PROBLEM DESCRIPTION: Leave out the pictures, and reproduce exactly the lines from the line containing "Extract all readable text from this page." through the final line of the entries.

======== MATERIAL PROVIDED ========

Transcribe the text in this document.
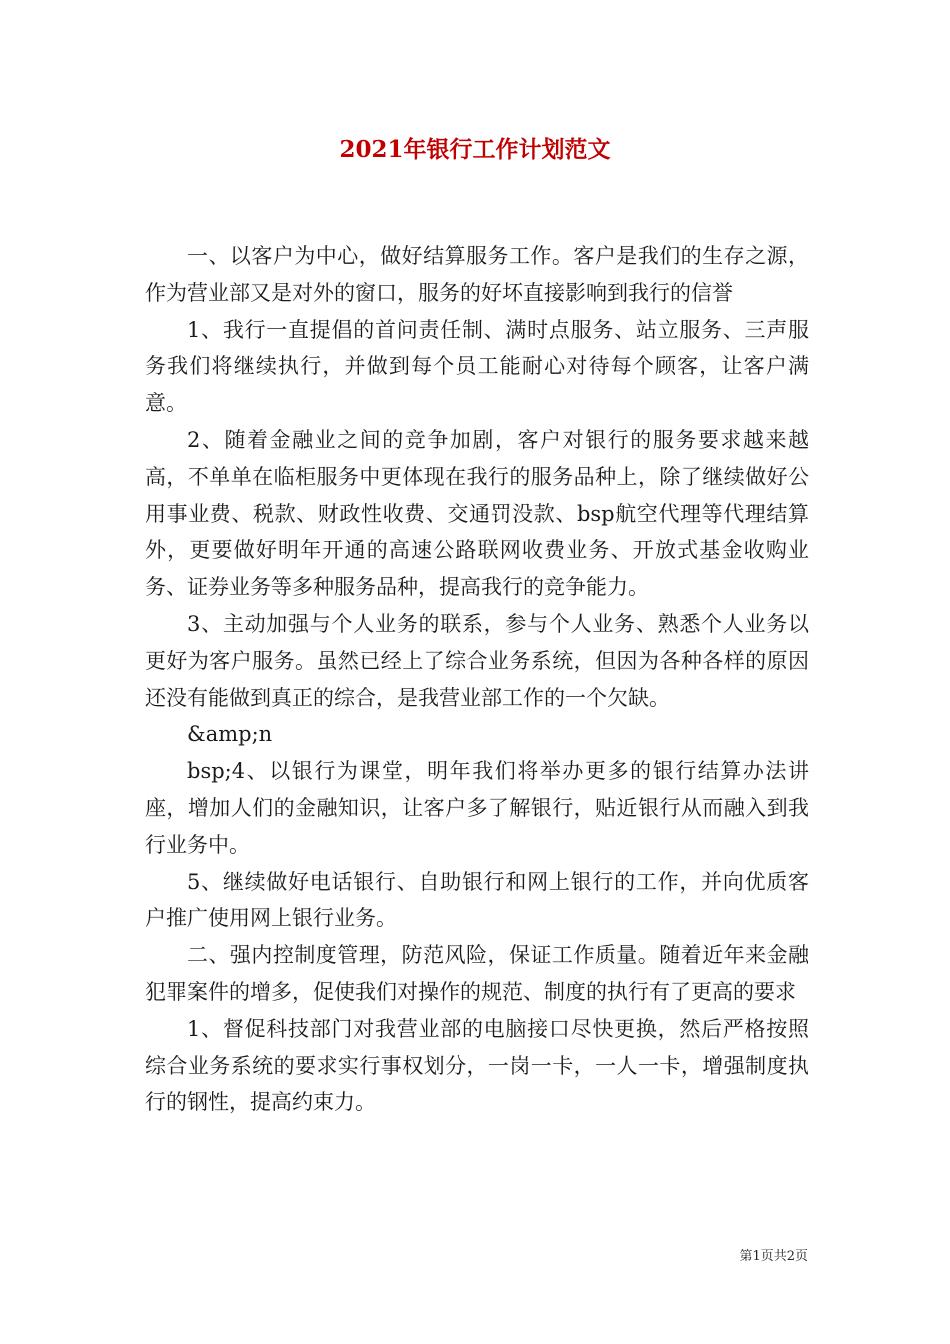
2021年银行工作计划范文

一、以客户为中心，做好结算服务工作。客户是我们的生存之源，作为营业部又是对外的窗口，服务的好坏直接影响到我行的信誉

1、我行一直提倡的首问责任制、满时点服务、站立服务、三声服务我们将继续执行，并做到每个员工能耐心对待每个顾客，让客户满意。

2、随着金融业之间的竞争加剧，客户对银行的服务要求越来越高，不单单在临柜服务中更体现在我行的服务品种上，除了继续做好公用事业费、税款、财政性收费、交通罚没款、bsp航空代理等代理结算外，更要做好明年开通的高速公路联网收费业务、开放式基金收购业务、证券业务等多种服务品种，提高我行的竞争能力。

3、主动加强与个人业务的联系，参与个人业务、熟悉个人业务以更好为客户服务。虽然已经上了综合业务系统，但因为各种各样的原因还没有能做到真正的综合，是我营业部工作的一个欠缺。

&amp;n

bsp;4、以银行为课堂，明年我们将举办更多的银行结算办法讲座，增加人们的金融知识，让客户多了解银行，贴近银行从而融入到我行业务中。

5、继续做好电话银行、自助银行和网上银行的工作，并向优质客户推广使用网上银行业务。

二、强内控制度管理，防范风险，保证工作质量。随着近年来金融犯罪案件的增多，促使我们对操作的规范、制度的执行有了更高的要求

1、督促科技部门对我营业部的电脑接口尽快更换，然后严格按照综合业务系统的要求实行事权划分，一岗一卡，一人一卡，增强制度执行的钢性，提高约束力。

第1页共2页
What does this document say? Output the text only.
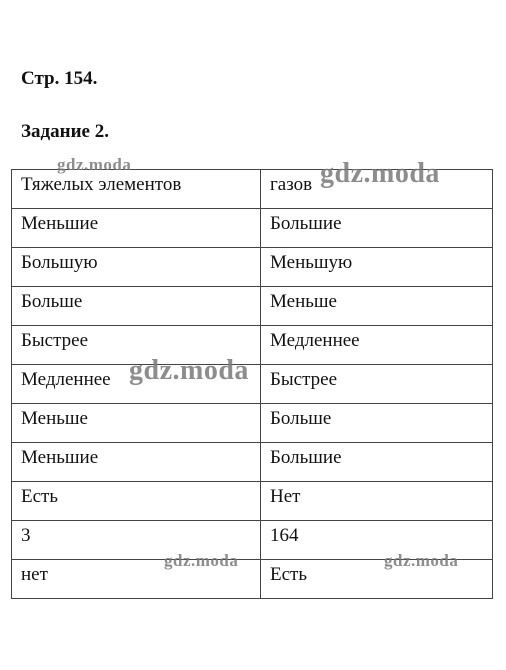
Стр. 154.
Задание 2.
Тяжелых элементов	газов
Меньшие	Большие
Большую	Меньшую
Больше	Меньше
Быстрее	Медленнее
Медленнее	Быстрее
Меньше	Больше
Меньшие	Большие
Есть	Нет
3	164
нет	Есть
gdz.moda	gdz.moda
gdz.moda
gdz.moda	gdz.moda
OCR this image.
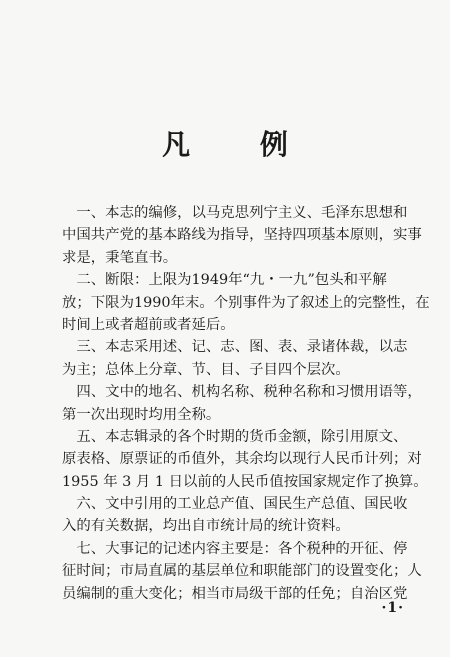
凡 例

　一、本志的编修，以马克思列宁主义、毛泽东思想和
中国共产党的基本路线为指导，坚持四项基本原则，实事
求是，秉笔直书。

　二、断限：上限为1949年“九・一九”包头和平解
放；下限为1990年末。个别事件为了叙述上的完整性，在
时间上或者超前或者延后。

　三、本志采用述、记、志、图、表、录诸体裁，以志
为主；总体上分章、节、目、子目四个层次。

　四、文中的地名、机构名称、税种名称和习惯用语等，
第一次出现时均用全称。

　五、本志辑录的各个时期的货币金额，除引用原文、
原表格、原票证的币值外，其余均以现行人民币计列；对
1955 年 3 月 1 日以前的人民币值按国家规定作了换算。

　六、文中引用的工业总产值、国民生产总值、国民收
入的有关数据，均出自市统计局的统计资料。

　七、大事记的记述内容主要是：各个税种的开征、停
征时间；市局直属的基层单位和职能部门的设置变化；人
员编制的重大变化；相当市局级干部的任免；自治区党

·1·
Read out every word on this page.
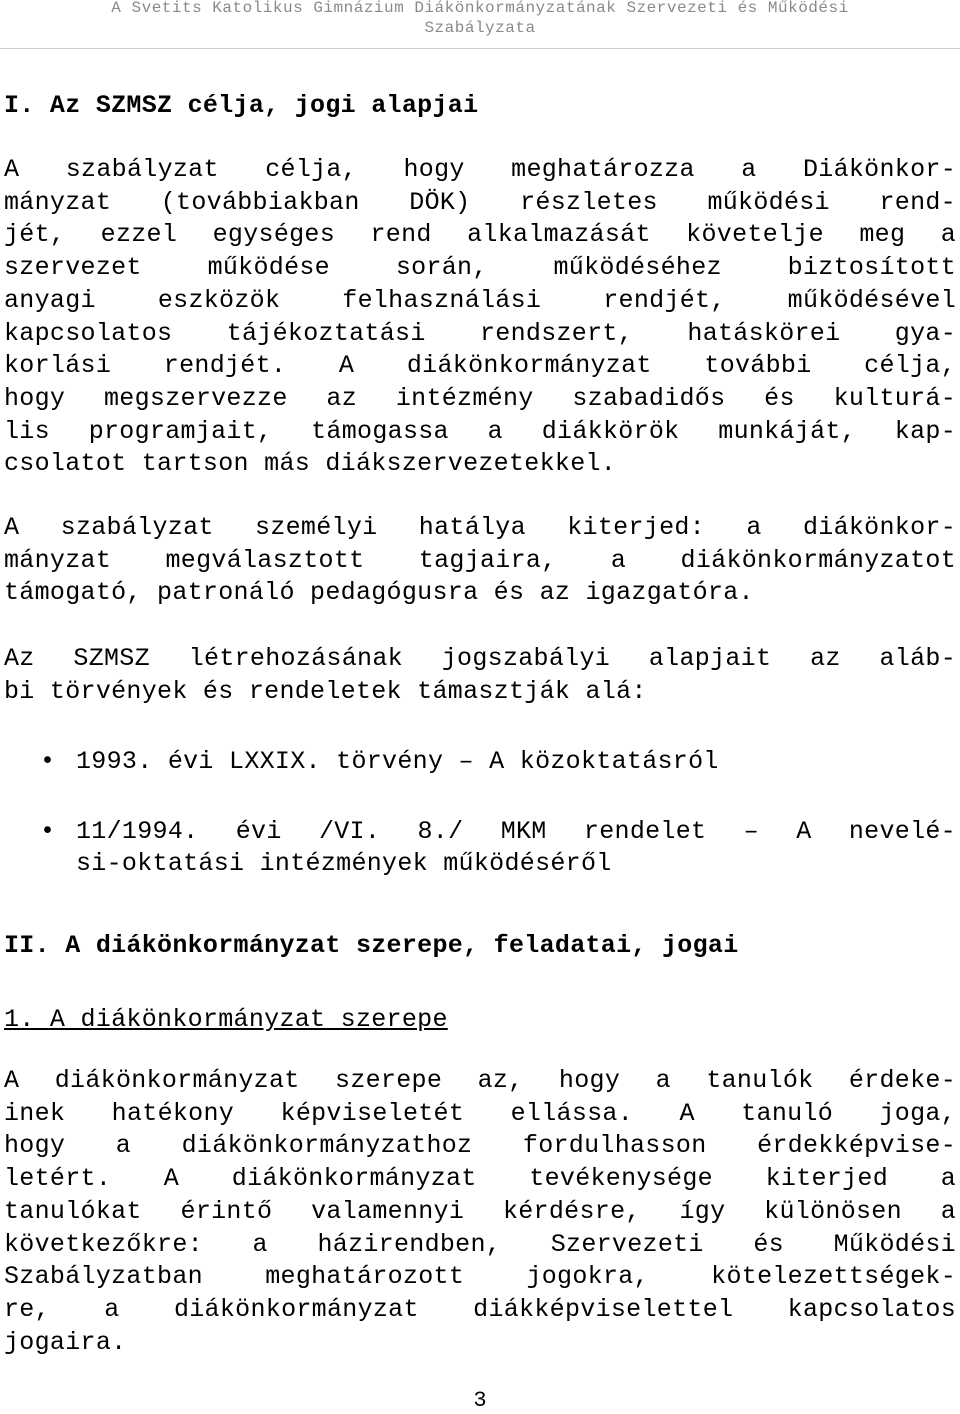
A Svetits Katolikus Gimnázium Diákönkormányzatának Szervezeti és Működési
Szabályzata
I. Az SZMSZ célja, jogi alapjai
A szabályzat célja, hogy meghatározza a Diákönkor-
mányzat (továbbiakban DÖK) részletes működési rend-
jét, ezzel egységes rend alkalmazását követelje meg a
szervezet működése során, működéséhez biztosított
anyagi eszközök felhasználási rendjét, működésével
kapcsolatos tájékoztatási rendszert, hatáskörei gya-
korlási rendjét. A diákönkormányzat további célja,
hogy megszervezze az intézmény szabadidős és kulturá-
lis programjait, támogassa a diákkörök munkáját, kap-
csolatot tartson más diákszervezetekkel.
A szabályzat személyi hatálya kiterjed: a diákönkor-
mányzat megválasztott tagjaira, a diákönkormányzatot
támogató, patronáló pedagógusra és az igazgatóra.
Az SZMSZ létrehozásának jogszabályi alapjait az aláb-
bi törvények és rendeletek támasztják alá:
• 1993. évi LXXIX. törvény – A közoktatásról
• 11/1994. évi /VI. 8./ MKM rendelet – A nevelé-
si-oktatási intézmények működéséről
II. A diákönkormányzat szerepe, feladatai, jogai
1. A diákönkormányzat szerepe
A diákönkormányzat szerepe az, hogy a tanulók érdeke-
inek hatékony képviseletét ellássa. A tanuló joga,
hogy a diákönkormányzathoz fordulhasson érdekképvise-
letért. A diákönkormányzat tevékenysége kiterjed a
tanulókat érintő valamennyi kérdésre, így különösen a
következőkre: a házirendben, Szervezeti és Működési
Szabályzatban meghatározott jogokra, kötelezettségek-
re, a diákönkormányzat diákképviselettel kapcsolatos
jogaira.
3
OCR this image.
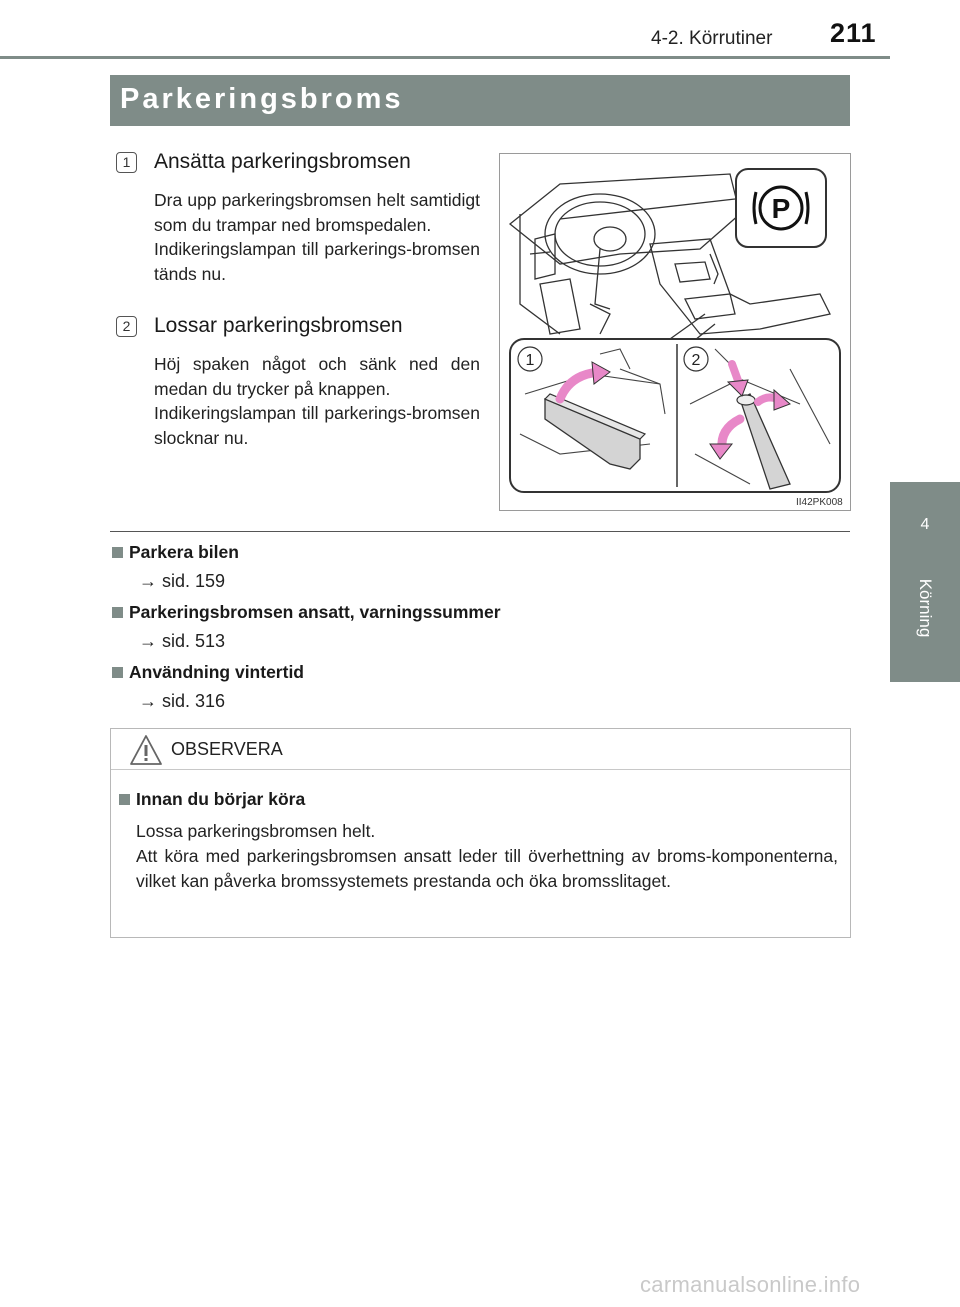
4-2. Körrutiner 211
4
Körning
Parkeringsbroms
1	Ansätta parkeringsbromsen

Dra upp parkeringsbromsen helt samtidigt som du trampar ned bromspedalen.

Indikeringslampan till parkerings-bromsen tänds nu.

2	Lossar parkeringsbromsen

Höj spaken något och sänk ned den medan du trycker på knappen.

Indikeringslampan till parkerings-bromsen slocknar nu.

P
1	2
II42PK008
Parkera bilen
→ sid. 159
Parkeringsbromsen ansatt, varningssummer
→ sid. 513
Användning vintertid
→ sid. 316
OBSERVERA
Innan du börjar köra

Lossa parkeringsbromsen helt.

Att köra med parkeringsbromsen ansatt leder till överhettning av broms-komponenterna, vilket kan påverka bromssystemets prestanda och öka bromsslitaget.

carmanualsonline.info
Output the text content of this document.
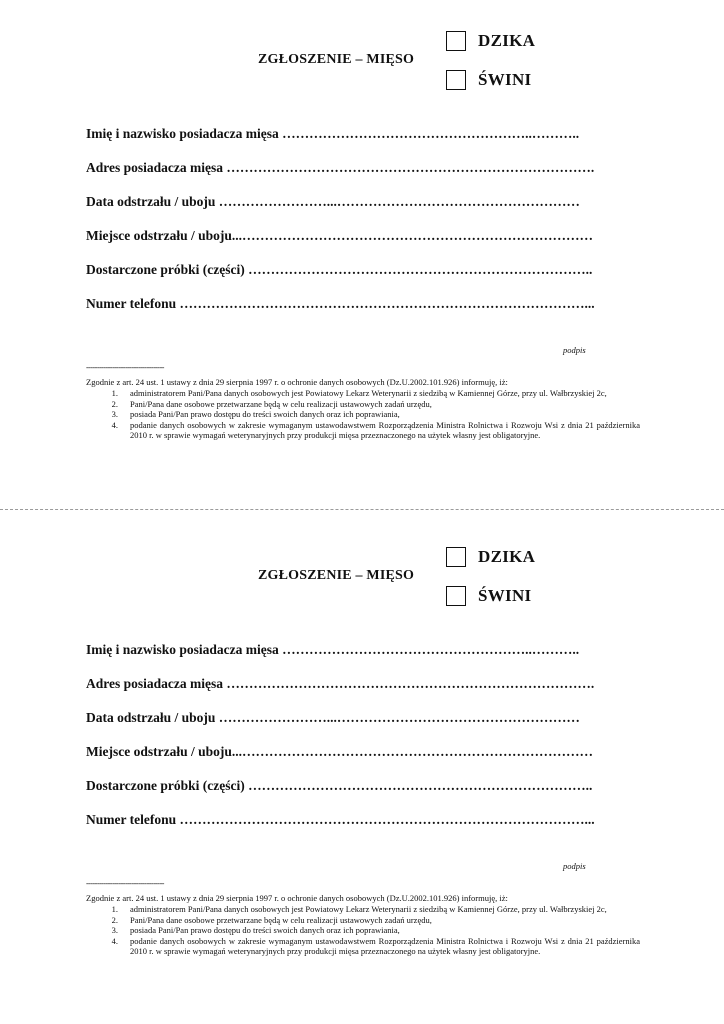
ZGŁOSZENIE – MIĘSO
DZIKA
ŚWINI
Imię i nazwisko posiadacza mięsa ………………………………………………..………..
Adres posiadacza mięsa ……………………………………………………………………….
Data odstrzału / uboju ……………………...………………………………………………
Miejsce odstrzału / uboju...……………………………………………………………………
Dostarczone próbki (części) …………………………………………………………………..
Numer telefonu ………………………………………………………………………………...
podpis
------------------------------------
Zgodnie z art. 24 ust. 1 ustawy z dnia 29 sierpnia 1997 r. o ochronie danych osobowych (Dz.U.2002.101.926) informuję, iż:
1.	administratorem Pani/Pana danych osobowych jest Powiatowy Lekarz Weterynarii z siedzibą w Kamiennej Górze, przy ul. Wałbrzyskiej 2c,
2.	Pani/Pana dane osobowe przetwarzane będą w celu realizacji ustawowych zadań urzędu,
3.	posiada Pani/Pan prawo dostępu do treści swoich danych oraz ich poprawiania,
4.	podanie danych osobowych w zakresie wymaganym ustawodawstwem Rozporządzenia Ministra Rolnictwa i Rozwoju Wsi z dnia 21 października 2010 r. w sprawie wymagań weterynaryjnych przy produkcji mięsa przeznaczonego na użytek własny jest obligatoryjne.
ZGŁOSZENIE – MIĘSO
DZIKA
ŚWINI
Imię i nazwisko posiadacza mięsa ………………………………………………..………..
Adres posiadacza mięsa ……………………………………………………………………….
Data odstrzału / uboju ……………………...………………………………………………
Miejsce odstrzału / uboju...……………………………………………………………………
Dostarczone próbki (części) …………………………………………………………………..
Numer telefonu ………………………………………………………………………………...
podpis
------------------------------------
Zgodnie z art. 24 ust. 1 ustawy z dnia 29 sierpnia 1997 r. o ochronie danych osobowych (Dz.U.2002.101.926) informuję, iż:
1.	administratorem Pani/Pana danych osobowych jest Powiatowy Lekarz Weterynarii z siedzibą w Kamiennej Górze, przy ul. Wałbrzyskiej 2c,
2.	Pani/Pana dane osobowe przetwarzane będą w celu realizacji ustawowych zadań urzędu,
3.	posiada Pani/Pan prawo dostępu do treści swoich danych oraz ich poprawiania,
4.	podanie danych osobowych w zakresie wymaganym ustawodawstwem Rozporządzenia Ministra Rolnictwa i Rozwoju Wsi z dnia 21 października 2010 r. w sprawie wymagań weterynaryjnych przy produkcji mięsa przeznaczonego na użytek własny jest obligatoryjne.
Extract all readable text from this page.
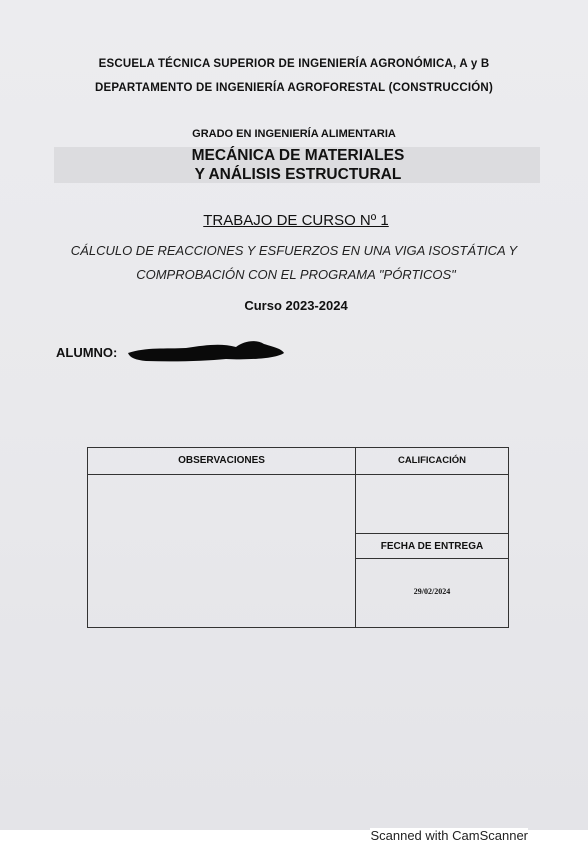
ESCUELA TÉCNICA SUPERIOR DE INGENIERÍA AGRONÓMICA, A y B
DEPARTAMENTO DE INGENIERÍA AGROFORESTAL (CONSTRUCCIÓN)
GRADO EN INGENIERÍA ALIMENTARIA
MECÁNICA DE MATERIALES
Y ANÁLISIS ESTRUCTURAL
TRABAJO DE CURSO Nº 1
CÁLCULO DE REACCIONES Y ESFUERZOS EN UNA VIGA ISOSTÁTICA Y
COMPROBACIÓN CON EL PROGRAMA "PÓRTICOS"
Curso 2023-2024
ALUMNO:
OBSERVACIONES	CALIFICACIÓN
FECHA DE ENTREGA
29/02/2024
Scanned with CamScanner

========

REPLY:
Extract all readable text from this page.
ESCUELA TÉCNICA SUPERIOR DE INGENIERÍA AGRONÓMICA, A y B
DEPARTAMENTO DE INGENIERÍA AGROFORESTAL (CONSTRUCCIÓN)
GRADO EN INGENIERÍA ALIMENTARIA
MECÁNICA DE MATERIALES
Y ANÁLISIS ESTRUCTURAL
TRABAJO DE CURSO Nº 1
CÁLCULO DE REACCIONES Y ESFUERZOS EN UNA VIGA ISOSTÁTICA Y
COMPROBACIÓN CON EL PROGRAMA "PÓRTICOS"
Curso 2023-2024
ALUMNO:
OBSERVACIONES	CALIFICACIÓN
FECHA DE ENTREGA
29/02/2024
Scanned with CamScanner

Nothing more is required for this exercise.